Return the lines below that carry the word "Учреждение".

BEGIN TASK MATERIAL

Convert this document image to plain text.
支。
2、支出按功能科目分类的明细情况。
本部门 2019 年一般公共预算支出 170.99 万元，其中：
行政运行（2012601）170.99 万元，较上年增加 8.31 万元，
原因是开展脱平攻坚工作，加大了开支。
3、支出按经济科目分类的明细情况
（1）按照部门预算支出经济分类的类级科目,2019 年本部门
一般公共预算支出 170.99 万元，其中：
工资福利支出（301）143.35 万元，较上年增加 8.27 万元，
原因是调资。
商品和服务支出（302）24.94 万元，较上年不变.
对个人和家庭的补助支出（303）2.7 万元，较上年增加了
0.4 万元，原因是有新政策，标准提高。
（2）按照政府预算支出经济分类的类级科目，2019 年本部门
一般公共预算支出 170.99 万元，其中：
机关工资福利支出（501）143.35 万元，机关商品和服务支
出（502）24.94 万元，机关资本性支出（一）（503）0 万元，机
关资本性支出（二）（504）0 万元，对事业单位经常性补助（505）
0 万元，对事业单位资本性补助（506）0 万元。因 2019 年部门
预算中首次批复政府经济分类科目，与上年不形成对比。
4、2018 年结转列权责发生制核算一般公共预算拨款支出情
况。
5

END TASK MATERIAL
BEGIN TASK MATERIAL

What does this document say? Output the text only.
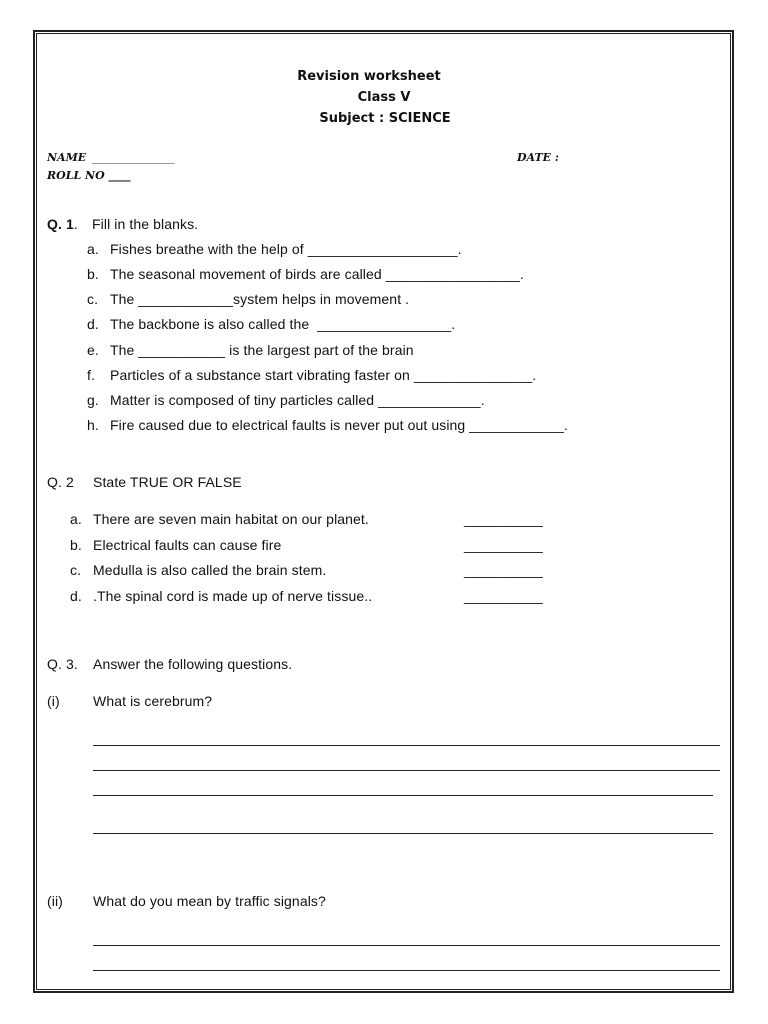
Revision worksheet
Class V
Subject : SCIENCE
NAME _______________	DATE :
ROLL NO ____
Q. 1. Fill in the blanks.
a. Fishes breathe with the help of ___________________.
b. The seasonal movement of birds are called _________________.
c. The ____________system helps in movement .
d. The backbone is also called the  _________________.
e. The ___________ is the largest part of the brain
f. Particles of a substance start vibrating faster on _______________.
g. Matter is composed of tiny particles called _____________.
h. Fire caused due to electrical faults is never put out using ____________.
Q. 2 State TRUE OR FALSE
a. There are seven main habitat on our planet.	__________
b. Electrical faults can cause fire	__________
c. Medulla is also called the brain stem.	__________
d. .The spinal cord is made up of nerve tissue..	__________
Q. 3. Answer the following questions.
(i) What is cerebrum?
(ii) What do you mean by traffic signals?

END TASK MATERIAL
BEGIN TASK MATERIAL

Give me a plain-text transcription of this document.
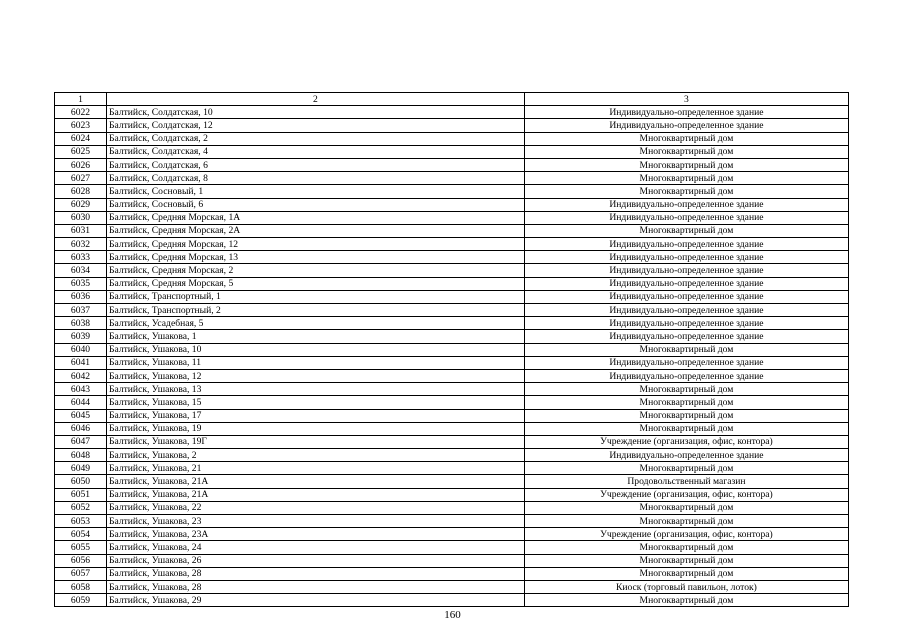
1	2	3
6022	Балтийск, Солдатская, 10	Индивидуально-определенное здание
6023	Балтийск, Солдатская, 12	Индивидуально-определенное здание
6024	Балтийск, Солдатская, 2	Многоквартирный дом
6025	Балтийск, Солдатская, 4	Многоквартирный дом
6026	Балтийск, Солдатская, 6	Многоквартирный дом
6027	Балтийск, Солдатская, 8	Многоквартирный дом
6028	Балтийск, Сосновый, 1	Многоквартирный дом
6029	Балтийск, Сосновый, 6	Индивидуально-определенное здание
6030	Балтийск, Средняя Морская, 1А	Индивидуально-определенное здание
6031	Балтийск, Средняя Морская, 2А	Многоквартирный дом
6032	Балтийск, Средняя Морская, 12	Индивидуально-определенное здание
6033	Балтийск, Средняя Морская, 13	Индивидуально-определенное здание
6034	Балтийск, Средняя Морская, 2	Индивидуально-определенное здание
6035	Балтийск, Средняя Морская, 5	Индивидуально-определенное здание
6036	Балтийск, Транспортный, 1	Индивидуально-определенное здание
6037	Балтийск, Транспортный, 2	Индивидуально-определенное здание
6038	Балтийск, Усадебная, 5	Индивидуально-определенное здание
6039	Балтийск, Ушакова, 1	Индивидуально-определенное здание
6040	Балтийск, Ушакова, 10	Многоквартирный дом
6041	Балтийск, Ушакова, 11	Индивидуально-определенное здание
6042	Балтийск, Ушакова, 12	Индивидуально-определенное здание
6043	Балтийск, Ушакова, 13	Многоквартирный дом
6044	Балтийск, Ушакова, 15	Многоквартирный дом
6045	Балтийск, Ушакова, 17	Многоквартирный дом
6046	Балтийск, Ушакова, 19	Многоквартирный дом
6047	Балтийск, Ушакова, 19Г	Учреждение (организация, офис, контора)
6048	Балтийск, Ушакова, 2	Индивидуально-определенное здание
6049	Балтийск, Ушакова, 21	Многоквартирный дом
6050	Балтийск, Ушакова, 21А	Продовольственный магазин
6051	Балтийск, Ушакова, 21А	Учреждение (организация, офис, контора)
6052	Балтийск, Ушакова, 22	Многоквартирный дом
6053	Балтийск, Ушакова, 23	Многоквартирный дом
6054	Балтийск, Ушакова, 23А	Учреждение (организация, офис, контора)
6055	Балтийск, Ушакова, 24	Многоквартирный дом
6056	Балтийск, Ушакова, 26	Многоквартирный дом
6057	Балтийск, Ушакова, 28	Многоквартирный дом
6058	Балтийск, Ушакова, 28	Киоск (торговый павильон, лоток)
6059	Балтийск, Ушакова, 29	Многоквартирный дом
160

END TASK MATERIAL

* _CORRECT RESULT_
6047	Балтийск, Ушакова, 19Г	Учреждение (организация, офис, контора)
6051	Балтийск, Ушакова, 21А	Учреждение (организация, офис, контора)
6054	Балтийск, Ушакова, 23А	Учреждение (организация, офис, контора)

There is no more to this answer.